• Exercise
Transcribe all the entries word for word, but omit the images.

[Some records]
------------------------------------------------

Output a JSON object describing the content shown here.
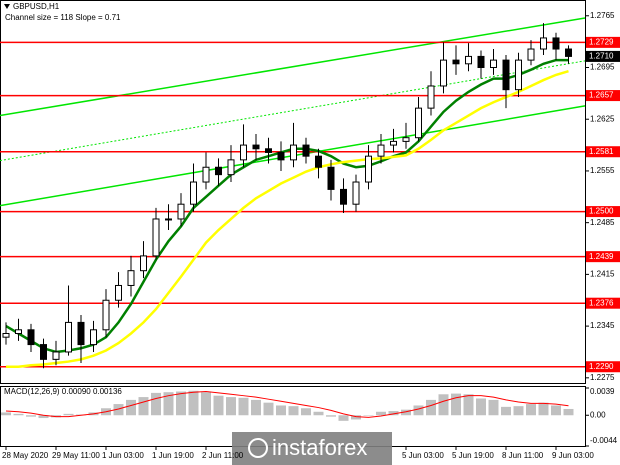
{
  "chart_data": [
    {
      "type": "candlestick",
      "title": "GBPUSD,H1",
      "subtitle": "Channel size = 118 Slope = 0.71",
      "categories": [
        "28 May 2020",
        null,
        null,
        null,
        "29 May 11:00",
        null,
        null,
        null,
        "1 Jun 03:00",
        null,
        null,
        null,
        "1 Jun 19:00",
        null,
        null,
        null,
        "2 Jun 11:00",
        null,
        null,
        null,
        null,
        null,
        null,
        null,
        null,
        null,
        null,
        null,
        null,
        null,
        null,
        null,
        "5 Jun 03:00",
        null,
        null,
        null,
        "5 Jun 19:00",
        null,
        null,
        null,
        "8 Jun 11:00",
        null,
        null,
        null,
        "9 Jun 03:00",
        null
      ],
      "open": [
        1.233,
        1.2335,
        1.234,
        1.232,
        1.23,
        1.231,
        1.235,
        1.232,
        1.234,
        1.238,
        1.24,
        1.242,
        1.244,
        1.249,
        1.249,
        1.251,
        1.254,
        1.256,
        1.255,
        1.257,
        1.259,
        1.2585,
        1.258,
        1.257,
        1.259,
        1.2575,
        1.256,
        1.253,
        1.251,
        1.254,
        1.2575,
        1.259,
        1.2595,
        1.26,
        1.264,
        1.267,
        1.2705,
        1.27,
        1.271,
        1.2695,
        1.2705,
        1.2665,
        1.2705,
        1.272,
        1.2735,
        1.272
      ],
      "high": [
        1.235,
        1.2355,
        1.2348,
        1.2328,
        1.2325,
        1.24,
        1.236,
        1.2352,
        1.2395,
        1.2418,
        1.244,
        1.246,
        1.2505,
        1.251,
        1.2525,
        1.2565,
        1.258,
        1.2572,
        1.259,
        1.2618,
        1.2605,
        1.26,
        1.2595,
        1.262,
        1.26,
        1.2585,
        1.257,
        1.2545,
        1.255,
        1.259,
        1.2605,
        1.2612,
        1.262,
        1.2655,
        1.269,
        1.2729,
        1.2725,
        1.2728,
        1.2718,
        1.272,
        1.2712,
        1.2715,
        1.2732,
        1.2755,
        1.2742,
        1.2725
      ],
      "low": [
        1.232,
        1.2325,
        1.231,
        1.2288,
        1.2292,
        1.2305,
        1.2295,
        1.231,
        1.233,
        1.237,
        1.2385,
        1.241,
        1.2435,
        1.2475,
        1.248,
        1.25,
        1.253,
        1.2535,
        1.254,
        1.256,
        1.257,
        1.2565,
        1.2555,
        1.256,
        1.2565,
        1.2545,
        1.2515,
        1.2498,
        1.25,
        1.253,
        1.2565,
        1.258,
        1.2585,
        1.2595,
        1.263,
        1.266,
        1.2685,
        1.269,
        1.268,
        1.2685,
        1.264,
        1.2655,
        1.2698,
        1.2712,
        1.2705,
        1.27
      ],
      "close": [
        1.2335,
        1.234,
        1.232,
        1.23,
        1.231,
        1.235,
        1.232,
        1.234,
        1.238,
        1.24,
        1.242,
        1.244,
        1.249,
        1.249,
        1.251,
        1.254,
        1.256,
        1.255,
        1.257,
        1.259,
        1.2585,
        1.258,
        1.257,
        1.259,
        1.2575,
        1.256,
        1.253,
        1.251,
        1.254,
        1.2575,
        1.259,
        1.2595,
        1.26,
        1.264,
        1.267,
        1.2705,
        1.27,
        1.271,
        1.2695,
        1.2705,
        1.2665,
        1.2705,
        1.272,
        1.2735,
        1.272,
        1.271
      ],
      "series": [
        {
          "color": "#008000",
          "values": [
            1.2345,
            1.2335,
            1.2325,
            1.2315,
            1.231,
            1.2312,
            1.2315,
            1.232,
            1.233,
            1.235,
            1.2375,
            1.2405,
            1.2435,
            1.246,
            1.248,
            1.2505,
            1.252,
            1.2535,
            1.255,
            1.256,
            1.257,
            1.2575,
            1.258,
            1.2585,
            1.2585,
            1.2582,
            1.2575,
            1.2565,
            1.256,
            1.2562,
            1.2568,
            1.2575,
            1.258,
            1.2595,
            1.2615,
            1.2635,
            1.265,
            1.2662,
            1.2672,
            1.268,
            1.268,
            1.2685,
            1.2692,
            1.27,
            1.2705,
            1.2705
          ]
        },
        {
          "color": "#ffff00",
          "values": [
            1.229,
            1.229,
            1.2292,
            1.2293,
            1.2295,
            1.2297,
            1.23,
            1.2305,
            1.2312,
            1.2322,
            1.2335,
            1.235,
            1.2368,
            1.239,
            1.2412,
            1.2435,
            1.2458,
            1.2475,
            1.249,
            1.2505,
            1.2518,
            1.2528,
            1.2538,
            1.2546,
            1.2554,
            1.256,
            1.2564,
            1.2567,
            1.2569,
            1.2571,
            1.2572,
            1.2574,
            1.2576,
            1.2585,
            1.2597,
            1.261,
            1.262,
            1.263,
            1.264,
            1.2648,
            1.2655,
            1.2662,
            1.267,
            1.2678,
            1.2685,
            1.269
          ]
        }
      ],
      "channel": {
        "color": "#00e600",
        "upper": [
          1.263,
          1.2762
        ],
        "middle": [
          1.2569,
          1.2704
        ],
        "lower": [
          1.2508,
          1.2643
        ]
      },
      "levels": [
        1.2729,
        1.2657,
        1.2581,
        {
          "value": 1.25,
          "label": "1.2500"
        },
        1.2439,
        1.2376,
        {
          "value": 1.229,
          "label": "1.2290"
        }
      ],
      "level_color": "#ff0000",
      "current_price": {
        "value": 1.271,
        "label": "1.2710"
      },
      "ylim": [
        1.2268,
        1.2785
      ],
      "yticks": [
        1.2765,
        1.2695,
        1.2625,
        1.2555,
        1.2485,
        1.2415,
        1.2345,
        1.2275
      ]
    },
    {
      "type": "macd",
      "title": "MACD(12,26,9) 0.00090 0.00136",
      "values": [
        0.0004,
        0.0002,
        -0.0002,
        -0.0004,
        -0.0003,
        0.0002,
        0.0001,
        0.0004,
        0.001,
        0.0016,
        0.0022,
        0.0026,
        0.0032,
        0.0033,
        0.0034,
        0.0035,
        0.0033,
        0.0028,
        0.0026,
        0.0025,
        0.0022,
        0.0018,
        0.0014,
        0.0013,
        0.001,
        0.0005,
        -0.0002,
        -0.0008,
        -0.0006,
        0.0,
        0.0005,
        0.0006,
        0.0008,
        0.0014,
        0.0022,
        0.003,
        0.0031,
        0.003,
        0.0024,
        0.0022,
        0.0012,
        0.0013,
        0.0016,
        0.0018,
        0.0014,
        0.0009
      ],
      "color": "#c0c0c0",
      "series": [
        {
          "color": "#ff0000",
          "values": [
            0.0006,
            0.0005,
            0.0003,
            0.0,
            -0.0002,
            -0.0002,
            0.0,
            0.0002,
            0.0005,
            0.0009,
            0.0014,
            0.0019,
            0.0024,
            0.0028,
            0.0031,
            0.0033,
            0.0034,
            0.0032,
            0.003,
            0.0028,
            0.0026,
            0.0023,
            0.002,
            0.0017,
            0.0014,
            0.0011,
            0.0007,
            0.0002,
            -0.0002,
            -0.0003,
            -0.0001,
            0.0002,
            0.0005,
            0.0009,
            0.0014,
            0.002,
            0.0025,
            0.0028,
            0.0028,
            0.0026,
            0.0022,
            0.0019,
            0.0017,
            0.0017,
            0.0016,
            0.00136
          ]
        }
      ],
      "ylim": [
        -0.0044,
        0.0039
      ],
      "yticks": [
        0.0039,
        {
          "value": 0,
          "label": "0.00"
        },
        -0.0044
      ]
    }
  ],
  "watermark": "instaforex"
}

------------------------------------------------

• Response to the exercise
Output a JSON object describing the content shown here.
{
  "chart_data": [
    {
      "type": "candlestick",
      "title": "GBPUSD,H1",
      "subtitle": "Channel size = 118 Slope = 0.71",
      "categories": [
        "28 May 2020",
        null,
        null,
        null,
        "29 May 11:00",
        null,
        null,
        null,
        "1 Jun 03:00",
        null,
        null,
        null,
        "1 Jun 19:00",
        null,
        null,
        null,
        "2 Jun 11:00",
        null,
        null,
        null,
        null,
        null,
        null,
        null,
        null,
        null,
        null,
        null,
        null,
        null,
        null,
        null,
        "5 Jun 03:00",
        null,
        null,
        null,
        "5 Jun 19:00",
        null,
        null,
        null,
        "8 Jun 11:00",
        null,
        null,
        null,
        "9 Jun 03:00",
        null
      ],
      "open": [
        1.233,
        1.2335,
        1.234,
        1.232,
        1.23,
        1.231,
        1.235,
        1.232,
        1.234,
        1.238,
        1.24,
        1.242,
        1.244,
        1.249,
        1.249,
        1.251,
        1.254,
        1.256,
        1.255,
        1.257,
        1.259,
        1.2585,
        1.258,
        1.257,
        1.259,
        1.2575,
        1.256,
        1.253,
        1.251,
        1.254,
        1.2575,
        1.259,
        1.2595,
        1.26,
        1.264,
        1.267,
        1.2705,
        1.27,
        1.271,
        1.2695,
        1.2705,
        1.2665,
        1.2705,
        1.272,
        1.2735,
        1.272
      ],
      "high": [
        1.235,
        1.2355,
        1.2348,
        1.2328,
        1.2325,
        1.24,
        1.236,
        1.2352,
        1.2395,
        1.2418,
        1.244,
        1.246,
        1.2505,
        1.251,
        1.2525,
        1.2565,
        1.258,
        1.2572,
        1.259,
        1.2618,
        1.2605,
        1.26,
        1.2595,
        1.262,
        1.26,
        1.2585,
        1.257,
        1.2545,
        1.255,
        1.259,
        1.2605,
        1.2612,
        1.262,
        1.2655,
        1.269,
        1.2729,
        1.2725,
        1.2728,
        1.2718,
        1.272,
        1.2712,
        1.2715,
        1.2732,
        1.2755,
        1.2742,
        1.2725
      ],
      "low": [
        1.232,
        1.2325,
        1.231,
        1.2288,
        1.2292,
        1.2305,
        1.2295,
        1.231,
        1.233,
        1.237,
        1.2385,
        1.241,
        1.2435,
        1.2475,
        1.248,
        1.25,
        1.253,
        1.2535,
        1.254,
        1.256,
        1.257,
        1.2565,
        1.2555,
        1.256,
        1.2565,
        1.2545,
        1.2515,
        1.2498,
        1.25,
        1.253,
        1.2565,
        1.258,
        1.2585,
        1.2595,
        1.263,
        1.266,
        1.2685,
        1.269,
        1.268,
        1.2685,
        1.264,
        1.2655,
        1.2698,
        1.2712,
        1.2705,
        1.27
      ],
      "close": [
        1.2335,
        1.234,
        1.232,
        1.23,
        1.231,
        1.235,
        1.232,
        1.234,
        1.238,
        1.24,
        1.242,
        1.244,
        1.249,
        1.249,
        1.251,
        1.254,
        1.256,
        1.255,
        1.257,
        1.259,
        1.2585,
        1.258,
        1.257,
        1.259,
        1.2575,
        1.256,
        1.253,
        1.251,
        1.254,
        1.2575,
        1.259,
        1.2595,
        1.26,
        1.264,
        1.267,
        1.2705,
        1.27,
        1.271,
        1.2695,
        1.2705,
        1.2665,
        1.2705,
        1.272,
        1.2735,
        1.272,
        1.271
      ],
      "series": [
        {
          "color": "#008000",
          "values": [
            1.2345,
            1.2335,
            1.2325,
            1.2315,
            1.231,
            1.2312,
            1.2315,
            1.232,
            1.233,
            1.235,
            1.2375,
            1.2405,
            1.2435,
            1.246,
            1.248,
            1.2505,
            1.252,
            1.2535,
            1.255,
            1.256,
            1.257,
            1.2575,
            1.258,
            1.2585,
            1.2585,
            1.2582,
            1.2575,
            1.2565,
            1.256,
            1.2562,
            1.2568,
            1.2575,
            1.258,
            1.2595,
            1.2615,
            1.2635,
            1.265,
            1.2662,
            1.2672,
            1.268,
            1.268,
            1.2685,
            1.2692,
            1.27,
            1.2705,
            1.2705
          ]
        },
        {
          "color": "#ffff00",
          "values": [
            1.229,
            1.229,
            1.2292,
            1.2293,
            1.2295,
            1.2297,
            1.23,
            1.2305,
            1.2312,
            1.2322,
            1.2335,
            1.235,
            1.2368,
            1.239,
            1.2412,
            1.2435,
            1.2458,
            1.2475,
            1.249,
            1.2505,
            1.2518,
            1.2528,
            1.2538,
            1.2546,
            1.2554,
            1.256,
            1.2564,
            1.2567,
            1.2569,
            1.2571,
            1.2572,
            1.2574,
            1.2576,
            1.2585,
            1.2597,
            1.261,
            1.262,
            1.263,
            1.264,
            1.2648,
            1.2655,
            1.2662,
            1.267,
            1.2678,
            1.2685,
            1.269
          ]
        }
      ],
      "channel": {
        "color": "#00e600",
        "upper": [
          1.263,
          1.2762
        ],
        "middle": [
          1.2569,
          1.2704
        ],
        "lower": [
          1.2508,
          1.2643
        ]
      },
      "levels": [
        1.2729,
        1.2657,
        1.2581,
        {
          "value": 1.25,
          "label": "1.2500"
        },
        1.2439,
        1.2376,
        {
          "value": 1.229,
          "label": "1.2290"
        }
      ],
      "level_color": "#ff0000",
      "current_price": {
        "value": 1.271,
        "label": "1.2710"
      },
      "ylim": [
        1.2268,
        1.2785
      ],
      "yticks": [
        1.2765,
        1.2695,
        1.2625,
        1.2555,
        1.2485,
        1.2415,
        1.2345,
        1.2275
      ]
    },
    {
      "type": "macd",
      "title": "MACD(12,26,9) 0.00090 0.00136",
      "values": [
        0.0004,
        0.0002,
        -0.0002,
        -0.0004,
        -0.0003,
        0.0002,
        0.0001,
        0.0004,
        0.001,
        0.0016,
        0.0022,
        0.0026,
        0.0032,
        0.0033,
        0.0034,
        0.0035,
        0.0033,
        0.0028,
        0.0026,
        0.0025,
        0.0022,
        0.0018,
        0.0014,
        0.0013,
        0.001,
        0.0005,
        -0.0002,
        -0.0008,
        -0.0006,
        0.0,
        0.0005,
        0.0006,
        0.0008,
        0.0014,
        0.0022,
        0.003,
        0.0031,
        0.003,
        0.0024,
        0.0022,
        0.0012,
        0.0013,
        0.0016,
        0.0018,
        0.0014,
        0.0009
      ],
      "color": "#c0c0c0",
      "series": [
        {
          "color": "#ff0000",
          "values": [
            0.0006,
            0.0005,
            0.0003,
            0.0,
            -0.0002,
            -0.0002,
            0.0,
            0.0002,
            0.0005,
            0.0009,
            0.0014,
            0.0019,
            0.0024,
            0.0028,
            0.0031,
            0.0033,
            0.0034,
            0.0032,
            0.003,
            0.0028,
            0.0026,
            0.0023,
            0.002,
            0.0017,
            0.0014,
            0.0011,
            0.0007,
            0.0002,
            -0.0002,
            -0.0003,
            -0.0001,
            0.0002,
            0.0005,
            0.0009,
            0.0014,
            0.002,
            0.0025,
            0.0028,
            0.0028,
            0.0026,
            0.0022,
            0.0019,
            0.0017,
            0.0017,
            0.0016,
            0.00136
          ]
        }
      ],
      "ylim": [
        -0.0044,
        0.0039
      ],
      "yticks": [
        0.0039,
        {
          "value": 0,
          "label": "0.00"
        },
        -0.0044
      ]
    }
  ],
  "watermark": "instaforex"
}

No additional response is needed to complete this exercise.